• **Problem to solve**
Search the records for the word "information" and pick out every line that has it.

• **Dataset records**
________

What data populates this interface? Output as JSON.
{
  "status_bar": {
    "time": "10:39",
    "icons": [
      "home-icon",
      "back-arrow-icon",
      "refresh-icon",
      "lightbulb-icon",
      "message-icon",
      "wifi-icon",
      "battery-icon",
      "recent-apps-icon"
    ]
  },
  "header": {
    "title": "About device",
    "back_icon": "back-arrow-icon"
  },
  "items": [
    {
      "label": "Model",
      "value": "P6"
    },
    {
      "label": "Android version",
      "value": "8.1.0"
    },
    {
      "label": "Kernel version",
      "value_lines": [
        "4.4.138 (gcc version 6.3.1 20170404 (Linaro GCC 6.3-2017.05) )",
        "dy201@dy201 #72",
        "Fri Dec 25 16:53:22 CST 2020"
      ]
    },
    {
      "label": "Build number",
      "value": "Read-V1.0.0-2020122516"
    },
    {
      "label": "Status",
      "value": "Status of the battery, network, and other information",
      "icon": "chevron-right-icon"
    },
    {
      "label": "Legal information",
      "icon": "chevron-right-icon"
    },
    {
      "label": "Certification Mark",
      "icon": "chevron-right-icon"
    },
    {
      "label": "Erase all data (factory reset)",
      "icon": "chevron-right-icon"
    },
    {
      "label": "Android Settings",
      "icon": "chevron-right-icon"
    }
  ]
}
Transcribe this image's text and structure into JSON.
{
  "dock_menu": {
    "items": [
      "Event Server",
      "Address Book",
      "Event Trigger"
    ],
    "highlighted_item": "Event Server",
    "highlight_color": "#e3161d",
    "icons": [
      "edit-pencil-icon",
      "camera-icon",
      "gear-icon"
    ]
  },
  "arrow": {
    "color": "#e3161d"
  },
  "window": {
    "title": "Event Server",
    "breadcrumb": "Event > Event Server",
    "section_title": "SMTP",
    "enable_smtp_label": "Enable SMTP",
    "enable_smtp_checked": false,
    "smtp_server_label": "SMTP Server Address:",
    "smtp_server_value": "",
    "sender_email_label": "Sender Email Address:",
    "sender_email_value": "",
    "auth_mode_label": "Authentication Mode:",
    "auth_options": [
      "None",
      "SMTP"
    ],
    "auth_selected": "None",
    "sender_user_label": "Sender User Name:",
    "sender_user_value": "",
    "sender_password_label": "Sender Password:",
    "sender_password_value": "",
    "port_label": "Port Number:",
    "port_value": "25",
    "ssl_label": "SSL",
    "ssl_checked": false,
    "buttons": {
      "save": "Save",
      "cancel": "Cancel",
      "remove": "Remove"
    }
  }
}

________

• **Finished answer**
      "value": "Status of the battery, network, and other information",
      "label": "Legal information",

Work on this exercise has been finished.